___ Source ___

The original boundary condition (4) now takes the following form:

$$\begin{array}{c}f(0)=0,f^{\prime }(0)=\lambda +\sigma f^{″}(0),\theta (0)=1\\ f^{\prime }\left(\eta \right)\to 1-\lambda ,\theta \left(\eta \right)\to 0 \mathrm{as} \eta \to \infty \end{array}$$

(9)

Here, primes denote the differentiation with respect to $\eta$. $\mathrm{Pr}$ is the Prandtl number, $\lambda$ is the velocity parameter and $\sigma$ is the slip parameter, which are defined as:

$$\mathrm{Pr}=\frac{{\nu }_f}{{\alpha }_f}, \lambda =\frac{U_w}{U},\sigma =L\frac{U}{{\nu }_f}$$

(10)

where, ${\nu }_f$ is the kinematic viscosity. Note that, $\lambda >0$ represents the plate move in assisting flow, while $\lambda <0$ represents the plate move in opposing flow [17]. It is worth mentioning that in the absence of CNTs $\left(\phi =0\right)$ and slip parameter $\left(\sigma =0\right)$, the present problem reduces to those considered by Blasius [11] when $\lambda =0$, and Sakiadis [14] when $\lambda =1$.

The skin friction coefficient $C_f$ and the local Nusselt number $N{u}_x$, defined as:

$$C_f=\frac{{\tau }_w}{{\rho }_f{U}^2},N{u}_x=\frac{x{q}_w}{k_f\left(T_w-T_{\infty }\right)}$$

(11)

___ Source excerpt ___

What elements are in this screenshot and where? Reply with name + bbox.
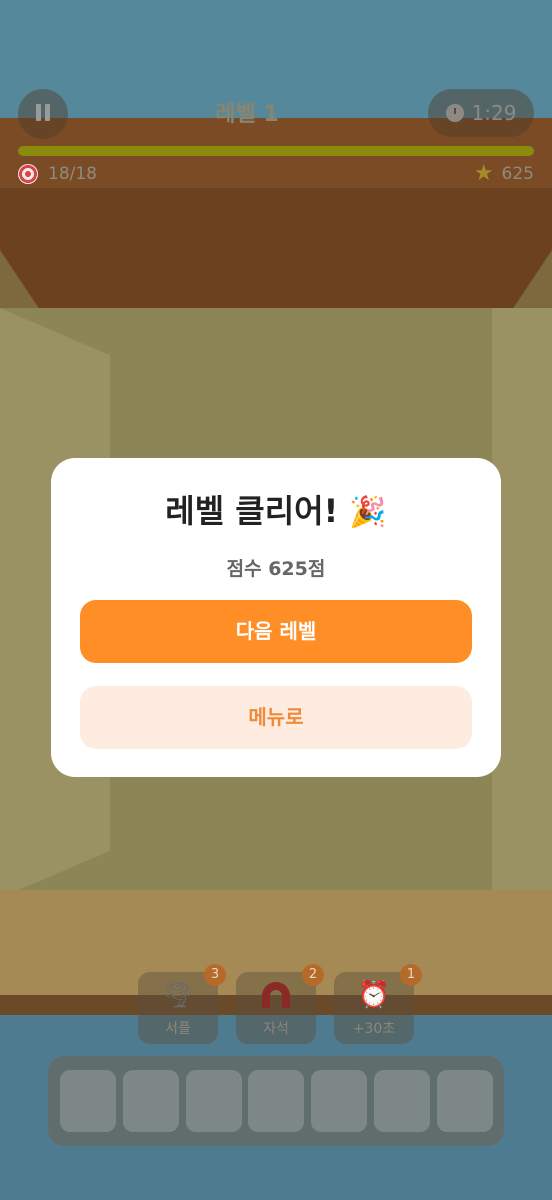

___

Exercises to complete:
1: In the boundary-layer passage, starting with "Here, primes denote" and going on through "when $\lambda =1$.", swap "slip parameter" for "velocity slip parameter".
2: Write the next part of the boundary-layer passage, picking up after its last line.
The listing is separate material from the boundary-layer passage.

Exercise results:
1:
Here, primes denote the differentiation with respect to $\eta$. $\mathrm{Pr}$ is the Prandtl number, $\lambda$ is the velocity parameter and $\sigma$ is the velocity slip parameter, which are defined as:

$$\mathrm{Pr}=\frac{{\nu }_f}{{\alpha }_f}, \lambda =\frac{U_w}{U},\sigma =L\frac{U}{{\nu }_f}$$

(10)

where, ${\nu }_f$ is the kinematic viscosity. Note that, $\lambda >0$ represents the plate move in assisting flow, while $\lambda <0$ represents the plate move in opposing flow [17]. It is worth mentioning that in the absence of CNTs $\left(\phi =0\right)$ and velocity slip parameter $\left(\sigma =0\right)$, the present problem reduces to those considered by Blasius [11] when $\lambda =0$, and Sakiadis [14] when $\lambda =1$.

2:
where ${\tau }_w$ and $q_w$ is the surface shear stress and heat flux which are given by:

$${\tau }_w={\mu }_{nf}{\left(\frac{\partial u}{\partial y}\right)}_{y=0},q_w=-k_{nf}{\left(\frac{\partial T}{\partial y}\right)}_{y=0}$$

(12)

using Equation (6) in (11) and (12), we obtain:

$$C_f{\mathrm{Re}}_x^{1/2}=\frac{1}{{\left(1-\phi \right)}^{2.5}}{f}^{″}(0),N{u}_x{\mathrm{Re}}_x^{-1/2}=-\frac{k_{nf}}{k_f}{\theta }^{\prime }(0)$$

(13)

where ${\mathrm{Re}}_x=Ux/{\nu }_f$ is the local Reynolds number.

3. Flow Stability

It is important to determine the physical reliability of dual solutions obtain because there is more than one solution. A further question that will arise later is which solutions are physically acceptable solutions and have physical meanings. Hence, we now investigate the stability of the solutions obtained using Equations (7) and (8) subject to the boundary conditions (9) to determine which solution is stable and physically realizable and which is not stable. These features are tested by first considering the time-dependent problem (see Merkin [27]) due to the fact that there exists a small perturbation to the solutions. Equation (1) holds, while Equations (2) and (3) are replaced by:

$$\frac{\partial u}{\partial t}+u\frac{\partial u}{\partial x}+v\frac{\partial u}{\partial y}=\frac{{\mu }_{nf}}{{\rho }_{nf}}\frac{{\partial }^{2}u}{\partial y^2}$$

(14)

$$\frac{\partial T}{\partial t}+u\frac{\partial T}{\partial x}+v\frac{\partial T}{\partial y}={\alpha }_{nf}\frac{{\partial }^{2}T}{\partial y^2}$$

(15)

where $t$ represent the time. Using the variables $\tau$ and (6), the new similarity solutions are:

$$\eta ={\left(\frac{U}{v_{f}x}\right)}^{\frac{1}{2}}y,\psi ={\left(v_{f}xU\right)}^{\frac{1}{2}}f\left(\eta ,\tau \right),\theta \left(\eta ,\tau \right)=\frac{T-T_{\infty }}{T_w-T_{\infty }}, \tau =\frac{U}{x}\mathrm{t}$$

(16)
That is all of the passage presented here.